Data records
____

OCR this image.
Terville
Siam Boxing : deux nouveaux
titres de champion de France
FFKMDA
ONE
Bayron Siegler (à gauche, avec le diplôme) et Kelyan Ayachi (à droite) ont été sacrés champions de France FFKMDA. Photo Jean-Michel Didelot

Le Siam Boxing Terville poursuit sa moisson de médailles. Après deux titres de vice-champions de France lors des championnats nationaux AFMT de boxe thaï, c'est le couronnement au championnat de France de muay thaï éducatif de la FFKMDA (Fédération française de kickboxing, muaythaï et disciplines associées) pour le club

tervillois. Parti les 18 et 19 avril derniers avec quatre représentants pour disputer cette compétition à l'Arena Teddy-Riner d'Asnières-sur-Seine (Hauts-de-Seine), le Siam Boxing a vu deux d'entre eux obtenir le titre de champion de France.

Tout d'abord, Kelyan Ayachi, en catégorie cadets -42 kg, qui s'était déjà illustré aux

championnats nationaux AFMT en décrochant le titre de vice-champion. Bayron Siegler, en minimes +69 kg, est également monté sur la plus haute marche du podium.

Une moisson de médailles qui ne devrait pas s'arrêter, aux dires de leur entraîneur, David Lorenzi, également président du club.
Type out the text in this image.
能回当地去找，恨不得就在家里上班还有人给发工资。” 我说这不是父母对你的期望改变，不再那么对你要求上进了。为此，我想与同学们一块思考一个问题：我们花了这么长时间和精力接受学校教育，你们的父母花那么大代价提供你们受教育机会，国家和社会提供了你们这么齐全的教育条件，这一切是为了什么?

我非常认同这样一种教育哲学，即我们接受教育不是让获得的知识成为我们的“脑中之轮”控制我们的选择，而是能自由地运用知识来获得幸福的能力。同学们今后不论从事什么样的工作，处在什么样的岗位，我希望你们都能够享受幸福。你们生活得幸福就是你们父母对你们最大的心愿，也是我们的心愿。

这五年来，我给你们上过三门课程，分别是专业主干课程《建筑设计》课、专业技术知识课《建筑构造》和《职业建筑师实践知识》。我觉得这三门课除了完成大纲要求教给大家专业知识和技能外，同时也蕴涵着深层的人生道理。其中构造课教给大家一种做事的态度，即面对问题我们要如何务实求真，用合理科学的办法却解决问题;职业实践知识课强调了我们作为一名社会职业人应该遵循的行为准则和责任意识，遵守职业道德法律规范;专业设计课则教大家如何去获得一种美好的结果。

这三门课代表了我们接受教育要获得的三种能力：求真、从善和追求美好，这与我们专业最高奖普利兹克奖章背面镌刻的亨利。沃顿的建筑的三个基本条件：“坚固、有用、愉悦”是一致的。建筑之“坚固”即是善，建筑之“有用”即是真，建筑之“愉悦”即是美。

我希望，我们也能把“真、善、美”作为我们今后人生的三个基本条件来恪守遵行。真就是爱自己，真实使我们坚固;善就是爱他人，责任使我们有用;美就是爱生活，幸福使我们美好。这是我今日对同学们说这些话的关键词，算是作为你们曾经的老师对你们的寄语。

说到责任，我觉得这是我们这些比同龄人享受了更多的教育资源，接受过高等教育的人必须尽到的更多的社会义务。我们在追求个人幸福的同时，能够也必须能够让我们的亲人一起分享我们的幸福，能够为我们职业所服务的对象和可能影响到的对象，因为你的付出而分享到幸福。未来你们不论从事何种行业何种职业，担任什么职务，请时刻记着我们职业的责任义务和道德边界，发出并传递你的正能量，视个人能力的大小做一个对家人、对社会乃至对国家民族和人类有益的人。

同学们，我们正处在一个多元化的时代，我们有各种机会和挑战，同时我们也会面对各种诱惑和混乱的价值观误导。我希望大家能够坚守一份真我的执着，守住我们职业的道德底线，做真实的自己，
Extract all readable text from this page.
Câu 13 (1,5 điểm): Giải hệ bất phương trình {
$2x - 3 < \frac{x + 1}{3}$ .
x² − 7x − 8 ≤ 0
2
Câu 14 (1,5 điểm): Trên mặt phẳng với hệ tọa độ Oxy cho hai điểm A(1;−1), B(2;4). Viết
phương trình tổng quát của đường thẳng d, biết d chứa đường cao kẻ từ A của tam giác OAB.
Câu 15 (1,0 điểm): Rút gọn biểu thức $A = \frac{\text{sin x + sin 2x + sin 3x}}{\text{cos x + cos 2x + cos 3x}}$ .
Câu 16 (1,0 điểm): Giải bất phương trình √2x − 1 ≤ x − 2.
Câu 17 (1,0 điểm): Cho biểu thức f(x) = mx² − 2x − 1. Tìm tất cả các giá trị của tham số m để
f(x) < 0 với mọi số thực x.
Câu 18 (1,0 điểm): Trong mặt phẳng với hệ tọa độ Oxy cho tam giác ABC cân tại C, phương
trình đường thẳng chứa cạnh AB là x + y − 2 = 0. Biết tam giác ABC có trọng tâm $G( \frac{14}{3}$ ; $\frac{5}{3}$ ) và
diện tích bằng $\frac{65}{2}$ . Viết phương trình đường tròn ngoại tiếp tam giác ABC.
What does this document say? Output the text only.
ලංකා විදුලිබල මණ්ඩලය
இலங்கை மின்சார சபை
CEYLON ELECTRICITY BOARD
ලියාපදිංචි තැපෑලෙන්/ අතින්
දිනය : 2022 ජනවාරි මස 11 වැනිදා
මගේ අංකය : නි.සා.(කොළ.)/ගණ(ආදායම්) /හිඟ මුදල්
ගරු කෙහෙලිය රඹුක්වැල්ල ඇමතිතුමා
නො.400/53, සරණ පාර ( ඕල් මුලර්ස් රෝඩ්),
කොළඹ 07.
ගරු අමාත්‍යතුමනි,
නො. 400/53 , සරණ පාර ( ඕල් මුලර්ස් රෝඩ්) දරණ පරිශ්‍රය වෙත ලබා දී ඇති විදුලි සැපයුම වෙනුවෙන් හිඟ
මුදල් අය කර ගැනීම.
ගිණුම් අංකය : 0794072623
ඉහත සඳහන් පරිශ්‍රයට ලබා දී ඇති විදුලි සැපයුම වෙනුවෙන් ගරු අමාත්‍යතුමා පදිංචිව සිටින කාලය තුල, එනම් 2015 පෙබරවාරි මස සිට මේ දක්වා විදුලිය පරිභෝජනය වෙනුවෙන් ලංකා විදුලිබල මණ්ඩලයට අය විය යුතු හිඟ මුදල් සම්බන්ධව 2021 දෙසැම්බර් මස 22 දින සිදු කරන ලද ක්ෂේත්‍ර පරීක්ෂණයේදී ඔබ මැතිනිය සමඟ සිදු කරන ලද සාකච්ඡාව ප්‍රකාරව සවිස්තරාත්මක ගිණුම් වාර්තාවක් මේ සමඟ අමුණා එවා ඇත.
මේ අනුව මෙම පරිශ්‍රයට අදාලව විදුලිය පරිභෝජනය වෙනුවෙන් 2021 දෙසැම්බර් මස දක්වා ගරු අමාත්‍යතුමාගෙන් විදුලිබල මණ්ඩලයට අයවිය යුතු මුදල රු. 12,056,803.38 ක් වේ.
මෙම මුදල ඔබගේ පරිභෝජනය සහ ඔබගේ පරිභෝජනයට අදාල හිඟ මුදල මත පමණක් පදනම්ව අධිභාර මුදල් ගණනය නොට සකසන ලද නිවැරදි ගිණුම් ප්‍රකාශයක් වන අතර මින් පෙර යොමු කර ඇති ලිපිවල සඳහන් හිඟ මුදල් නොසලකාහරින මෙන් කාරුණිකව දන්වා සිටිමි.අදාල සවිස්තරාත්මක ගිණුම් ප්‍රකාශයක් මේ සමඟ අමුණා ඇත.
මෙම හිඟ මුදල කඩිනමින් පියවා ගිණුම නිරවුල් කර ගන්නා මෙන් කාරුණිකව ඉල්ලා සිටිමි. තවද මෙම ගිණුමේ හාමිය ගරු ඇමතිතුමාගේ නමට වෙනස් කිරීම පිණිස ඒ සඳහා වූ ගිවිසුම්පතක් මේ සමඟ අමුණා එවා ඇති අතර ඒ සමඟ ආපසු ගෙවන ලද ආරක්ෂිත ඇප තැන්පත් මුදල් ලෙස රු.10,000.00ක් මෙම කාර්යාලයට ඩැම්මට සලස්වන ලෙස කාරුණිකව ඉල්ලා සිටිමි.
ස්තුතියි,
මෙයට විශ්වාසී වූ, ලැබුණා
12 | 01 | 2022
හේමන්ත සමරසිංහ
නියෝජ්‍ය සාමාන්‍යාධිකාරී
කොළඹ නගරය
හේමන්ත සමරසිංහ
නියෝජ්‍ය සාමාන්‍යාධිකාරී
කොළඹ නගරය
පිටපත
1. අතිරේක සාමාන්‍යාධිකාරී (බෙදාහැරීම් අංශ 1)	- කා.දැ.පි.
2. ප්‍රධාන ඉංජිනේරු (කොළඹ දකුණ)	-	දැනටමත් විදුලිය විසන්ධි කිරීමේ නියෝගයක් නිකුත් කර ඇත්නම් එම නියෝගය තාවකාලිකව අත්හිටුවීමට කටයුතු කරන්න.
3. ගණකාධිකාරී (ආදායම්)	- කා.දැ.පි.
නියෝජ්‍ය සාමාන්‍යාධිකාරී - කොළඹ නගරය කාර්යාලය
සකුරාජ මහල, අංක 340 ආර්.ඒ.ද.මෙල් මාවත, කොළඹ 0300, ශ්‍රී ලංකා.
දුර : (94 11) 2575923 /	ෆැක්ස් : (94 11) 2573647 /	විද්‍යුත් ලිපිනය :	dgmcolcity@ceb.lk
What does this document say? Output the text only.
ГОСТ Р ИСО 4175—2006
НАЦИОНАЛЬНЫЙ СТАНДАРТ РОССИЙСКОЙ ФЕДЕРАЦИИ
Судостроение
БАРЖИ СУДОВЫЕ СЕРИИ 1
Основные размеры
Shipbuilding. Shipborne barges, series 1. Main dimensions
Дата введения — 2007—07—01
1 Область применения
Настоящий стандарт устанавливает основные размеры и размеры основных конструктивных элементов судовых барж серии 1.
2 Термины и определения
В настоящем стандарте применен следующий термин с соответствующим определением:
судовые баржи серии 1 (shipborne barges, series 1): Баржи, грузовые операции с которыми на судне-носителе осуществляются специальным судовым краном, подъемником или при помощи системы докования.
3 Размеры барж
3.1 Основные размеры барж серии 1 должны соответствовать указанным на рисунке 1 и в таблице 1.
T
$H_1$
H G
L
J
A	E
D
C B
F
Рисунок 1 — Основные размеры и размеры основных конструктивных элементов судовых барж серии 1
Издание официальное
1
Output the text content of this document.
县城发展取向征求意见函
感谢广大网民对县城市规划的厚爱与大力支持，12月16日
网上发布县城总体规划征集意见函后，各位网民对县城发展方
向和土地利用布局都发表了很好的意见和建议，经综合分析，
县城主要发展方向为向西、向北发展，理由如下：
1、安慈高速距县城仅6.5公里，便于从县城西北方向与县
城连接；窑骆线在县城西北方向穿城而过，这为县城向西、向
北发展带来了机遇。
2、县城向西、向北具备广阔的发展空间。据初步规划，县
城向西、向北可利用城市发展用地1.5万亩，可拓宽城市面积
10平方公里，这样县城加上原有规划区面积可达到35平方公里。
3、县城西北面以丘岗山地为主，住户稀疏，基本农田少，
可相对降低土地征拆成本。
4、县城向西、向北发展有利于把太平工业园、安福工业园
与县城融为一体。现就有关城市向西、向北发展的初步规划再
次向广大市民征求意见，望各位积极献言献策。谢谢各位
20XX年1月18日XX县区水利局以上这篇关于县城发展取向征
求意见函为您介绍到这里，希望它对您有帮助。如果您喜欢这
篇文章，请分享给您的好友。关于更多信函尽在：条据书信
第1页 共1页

____

**Instruction**
Report back each line of the entries that holds the string "සඳහන".

**Complete response**
ඉහත සඳහන් පරිශ්‍රයට ලබා දී ඇති විදුලි සැපයුම වෙනුවෙන් ගරු අමාත්‍යතුමා පදිංචිව සිටින කාලය තුල, එනම් 2015 පෙබරවාරි මස සිට මේ දක්වා විදුලිය පරිභෝජනය වෙනුවෙන් ලංකා විදුලිබල මණ්ඩලයට අය විය යුතු හිඟ මුදල් සම්බන්ධව 2021 දෙසැම්බර් මස 22 දින සිදු කරන ලද ක්ෂේත්‍ර පරීක්ෂණයේදී ඔබ මැතිනිය සමඟ සිදු කරන ලද සාකච්ඡාව ප්‍රකාරව සවිස්තරාත්මක ගිණුම් වාර්තාවක් මේ සමඟ අමුණා එවා ඇත.
මෙම මුදල ඔබගේ පරිභෝජනය සහ ඔබගේ පරිභෝජනයට අදාල හිඟ මුදල මත පමණක් පදනම්ව අධිභාර මුදල් ගණනය නොට සකසන ලද නිවැරදි ගිණුම් ප්‍රකාශයක් වන අතර මින් පෙර යොමු කර ඇති ලිපිවල සඳහන් හිඟ මුදල් නොසලකාහරින මෙන් කාරුණිකව දන්වා සිටිමි.අදාල සවිස්තරාත්මක ගිණුම් ප්‍රකාශයක් මේ සමඟ අමුණා ඇත.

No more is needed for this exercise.